Dataset excerpts:

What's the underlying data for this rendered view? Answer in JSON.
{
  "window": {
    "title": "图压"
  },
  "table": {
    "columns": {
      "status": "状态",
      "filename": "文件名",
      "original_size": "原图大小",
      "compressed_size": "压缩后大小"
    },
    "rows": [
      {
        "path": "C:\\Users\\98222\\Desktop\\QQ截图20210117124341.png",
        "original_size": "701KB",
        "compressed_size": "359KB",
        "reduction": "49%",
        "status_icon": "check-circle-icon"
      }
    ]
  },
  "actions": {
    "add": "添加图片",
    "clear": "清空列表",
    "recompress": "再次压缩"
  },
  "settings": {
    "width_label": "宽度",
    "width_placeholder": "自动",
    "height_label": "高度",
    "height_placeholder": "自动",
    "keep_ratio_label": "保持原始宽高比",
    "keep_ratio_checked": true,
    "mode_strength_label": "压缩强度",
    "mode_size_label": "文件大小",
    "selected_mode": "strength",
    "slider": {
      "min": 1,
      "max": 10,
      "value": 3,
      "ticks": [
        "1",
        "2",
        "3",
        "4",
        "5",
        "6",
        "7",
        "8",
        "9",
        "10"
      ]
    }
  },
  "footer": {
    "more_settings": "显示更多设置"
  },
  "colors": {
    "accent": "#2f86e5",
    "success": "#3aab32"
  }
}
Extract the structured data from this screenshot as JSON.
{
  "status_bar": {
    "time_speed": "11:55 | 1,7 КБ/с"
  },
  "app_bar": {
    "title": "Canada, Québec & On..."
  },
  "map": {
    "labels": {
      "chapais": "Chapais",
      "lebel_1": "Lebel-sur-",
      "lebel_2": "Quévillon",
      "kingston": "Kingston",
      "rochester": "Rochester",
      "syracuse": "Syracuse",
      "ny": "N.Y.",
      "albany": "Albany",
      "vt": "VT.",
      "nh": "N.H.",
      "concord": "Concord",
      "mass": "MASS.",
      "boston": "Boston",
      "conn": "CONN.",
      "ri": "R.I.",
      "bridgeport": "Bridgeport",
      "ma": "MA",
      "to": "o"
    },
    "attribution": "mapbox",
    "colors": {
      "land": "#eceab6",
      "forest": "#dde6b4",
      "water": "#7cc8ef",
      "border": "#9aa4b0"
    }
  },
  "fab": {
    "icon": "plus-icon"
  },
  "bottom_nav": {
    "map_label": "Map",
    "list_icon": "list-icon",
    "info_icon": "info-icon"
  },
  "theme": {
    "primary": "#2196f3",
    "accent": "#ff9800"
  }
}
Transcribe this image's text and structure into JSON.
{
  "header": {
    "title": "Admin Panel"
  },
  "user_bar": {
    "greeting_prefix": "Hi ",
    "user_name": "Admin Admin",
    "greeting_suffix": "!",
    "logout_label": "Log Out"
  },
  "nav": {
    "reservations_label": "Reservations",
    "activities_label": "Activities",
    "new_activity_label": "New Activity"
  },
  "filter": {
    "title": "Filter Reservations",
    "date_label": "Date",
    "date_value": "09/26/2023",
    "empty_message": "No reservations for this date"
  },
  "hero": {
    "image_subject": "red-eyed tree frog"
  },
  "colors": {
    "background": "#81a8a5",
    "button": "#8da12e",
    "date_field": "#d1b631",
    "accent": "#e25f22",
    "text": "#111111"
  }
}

__WHAT THE TASK REQUIRES__
Collect from the data above every line that includes "title".

__PROBLEM SOLUTION__
    "title": "图压"
    "title": "Canada, Québec & On..."
    "title": "Admin Panel"
    "title": "Filter Reservations",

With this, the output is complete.